Collected data entries

====

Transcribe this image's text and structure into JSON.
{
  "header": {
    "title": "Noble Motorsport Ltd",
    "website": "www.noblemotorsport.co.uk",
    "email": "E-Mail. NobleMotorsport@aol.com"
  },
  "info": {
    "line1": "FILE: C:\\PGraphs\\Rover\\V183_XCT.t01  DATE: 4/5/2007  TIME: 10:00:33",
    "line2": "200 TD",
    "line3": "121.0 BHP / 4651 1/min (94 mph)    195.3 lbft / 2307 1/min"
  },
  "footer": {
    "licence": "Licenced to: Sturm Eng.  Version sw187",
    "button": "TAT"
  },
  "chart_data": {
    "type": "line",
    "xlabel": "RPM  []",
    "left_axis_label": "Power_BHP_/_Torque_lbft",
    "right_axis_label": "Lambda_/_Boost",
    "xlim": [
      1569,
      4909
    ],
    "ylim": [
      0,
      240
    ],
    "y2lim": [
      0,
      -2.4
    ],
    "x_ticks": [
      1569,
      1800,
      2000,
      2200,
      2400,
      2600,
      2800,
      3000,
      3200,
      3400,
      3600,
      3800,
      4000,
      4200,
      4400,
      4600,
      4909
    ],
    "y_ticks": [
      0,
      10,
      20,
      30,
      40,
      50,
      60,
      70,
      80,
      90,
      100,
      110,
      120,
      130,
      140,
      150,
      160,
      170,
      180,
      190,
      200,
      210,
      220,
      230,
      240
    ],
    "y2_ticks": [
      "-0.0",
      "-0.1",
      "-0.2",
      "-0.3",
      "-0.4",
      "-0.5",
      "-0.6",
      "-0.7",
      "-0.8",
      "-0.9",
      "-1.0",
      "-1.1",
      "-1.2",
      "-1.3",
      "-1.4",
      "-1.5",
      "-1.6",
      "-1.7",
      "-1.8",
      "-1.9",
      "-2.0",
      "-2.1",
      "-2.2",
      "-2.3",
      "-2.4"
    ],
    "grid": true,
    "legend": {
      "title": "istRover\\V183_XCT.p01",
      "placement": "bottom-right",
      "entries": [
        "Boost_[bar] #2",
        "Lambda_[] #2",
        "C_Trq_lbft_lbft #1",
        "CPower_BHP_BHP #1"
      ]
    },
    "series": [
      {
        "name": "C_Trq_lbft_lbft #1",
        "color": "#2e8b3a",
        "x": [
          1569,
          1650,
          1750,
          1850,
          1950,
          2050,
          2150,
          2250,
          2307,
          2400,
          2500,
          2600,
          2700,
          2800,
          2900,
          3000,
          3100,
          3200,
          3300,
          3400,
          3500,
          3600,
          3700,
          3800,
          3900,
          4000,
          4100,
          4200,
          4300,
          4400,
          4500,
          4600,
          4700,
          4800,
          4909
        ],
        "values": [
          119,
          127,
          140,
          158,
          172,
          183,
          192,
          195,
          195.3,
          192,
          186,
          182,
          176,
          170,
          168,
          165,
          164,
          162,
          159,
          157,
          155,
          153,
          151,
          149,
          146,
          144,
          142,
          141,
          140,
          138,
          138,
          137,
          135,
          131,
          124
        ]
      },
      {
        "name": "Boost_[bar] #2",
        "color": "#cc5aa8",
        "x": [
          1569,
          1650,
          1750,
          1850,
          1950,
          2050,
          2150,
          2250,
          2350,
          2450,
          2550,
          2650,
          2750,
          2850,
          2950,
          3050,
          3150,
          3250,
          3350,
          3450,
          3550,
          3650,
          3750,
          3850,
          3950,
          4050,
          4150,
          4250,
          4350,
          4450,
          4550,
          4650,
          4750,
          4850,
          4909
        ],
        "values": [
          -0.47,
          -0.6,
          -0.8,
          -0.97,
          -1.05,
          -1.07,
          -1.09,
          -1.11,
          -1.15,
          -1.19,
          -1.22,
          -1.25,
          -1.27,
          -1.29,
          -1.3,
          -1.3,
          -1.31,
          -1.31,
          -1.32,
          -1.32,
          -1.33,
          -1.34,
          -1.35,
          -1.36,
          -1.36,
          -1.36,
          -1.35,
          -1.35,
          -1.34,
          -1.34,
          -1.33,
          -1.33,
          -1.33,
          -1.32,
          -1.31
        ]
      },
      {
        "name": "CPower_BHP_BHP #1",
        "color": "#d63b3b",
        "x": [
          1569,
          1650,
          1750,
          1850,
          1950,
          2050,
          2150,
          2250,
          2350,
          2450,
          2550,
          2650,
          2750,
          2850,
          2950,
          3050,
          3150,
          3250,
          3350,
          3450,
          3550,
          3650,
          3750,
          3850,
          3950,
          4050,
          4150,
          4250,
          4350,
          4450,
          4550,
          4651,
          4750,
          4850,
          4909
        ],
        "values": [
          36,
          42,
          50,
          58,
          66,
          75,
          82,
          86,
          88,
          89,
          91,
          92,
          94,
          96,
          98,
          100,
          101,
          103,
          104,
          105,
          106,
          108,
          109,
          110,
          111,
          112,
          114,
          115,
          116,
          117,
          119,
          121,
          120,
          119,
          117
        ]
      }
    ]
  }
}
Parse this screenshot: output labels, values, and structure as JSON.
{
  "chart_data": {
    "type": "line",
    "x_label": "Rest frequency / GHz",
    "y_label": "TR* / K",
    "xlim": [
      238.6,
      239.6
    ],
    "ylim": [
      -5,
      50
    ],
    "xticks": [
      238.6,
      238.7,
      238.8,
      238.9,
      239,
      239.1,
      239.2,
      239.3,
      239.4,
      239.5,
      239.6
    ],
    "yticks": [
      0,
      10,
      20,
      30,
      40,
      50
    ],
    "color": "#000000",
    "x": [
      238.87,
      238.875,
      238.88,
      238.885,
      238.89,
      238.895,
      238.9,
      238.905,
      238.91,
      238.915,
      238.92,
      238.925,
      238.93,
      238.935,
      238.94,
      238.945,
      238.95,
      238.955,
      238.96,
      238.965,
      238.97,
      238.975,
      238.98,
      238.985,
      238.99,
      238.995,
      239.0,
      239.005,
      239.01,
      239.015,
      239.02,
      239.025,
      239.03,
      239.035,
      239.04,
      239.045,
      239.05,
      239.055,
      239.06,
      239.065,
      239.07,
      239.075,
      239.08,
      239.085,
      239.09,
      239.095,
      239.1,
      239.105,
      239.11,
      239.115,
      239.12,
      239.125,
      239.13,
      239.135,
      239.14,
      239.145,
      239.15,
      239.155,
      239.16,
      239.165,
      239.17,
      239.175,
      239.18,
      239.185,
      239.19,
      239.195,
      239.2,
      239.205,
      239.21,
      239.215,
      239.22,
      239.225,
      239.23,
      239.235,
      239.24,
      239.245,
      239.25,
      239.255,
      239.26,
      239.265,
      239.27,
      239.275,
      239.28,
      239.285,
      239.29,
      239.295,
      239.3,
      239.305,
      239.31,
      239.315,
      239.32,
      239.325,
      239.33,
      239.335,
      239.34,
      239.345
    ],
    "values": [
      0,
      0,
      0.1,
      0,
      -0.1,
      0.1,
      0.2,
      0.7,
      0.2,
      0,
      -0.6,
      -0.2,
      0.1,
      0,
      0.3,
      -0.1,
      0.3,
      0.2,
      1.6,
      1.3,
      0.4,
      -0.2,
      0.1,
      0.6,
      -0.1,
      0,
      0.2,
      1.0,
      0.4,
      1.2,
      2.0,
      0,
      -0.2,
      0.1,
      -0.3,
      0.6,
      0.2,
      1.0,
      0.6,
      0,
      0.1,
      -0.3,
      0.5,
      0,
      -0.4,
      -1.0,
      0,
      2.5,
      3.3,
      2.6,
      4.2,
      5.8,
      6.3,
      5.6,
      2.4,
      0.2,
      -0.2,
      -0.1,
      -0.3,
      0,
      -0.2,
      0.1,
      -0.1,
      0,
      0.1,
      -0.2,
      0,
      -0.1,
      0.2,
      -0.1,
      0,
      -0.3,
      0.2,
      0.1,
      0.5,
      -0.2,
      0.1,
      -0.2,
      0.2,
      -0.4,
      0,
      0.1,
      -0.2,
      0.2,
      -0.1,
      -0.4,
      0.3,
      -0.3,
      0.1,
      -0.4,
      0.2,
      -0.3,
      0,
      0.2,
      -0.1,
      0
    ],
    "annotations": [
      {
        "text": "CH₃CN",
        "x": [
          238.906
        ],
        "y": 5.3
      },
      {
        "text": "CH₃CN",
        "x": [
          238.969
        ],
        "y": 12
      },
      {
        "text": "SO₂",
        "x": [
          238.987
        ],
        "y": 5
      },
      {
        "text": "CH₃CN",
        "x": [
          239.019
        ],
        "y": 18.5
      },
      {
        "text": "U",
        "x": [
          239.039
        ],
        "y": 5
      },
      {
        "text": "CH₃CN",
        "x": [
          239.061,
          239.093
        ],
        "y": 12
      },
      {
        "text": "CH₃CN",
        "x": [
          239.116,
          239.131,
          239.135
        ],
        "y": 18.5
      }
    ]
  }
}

====

> **WHAT IS EXPECTED**: Looking at the listing above, how many of its lines contain the string "structure"? Give the number alone.

> **OUTPUT FOR THIS EXERCISE**: 2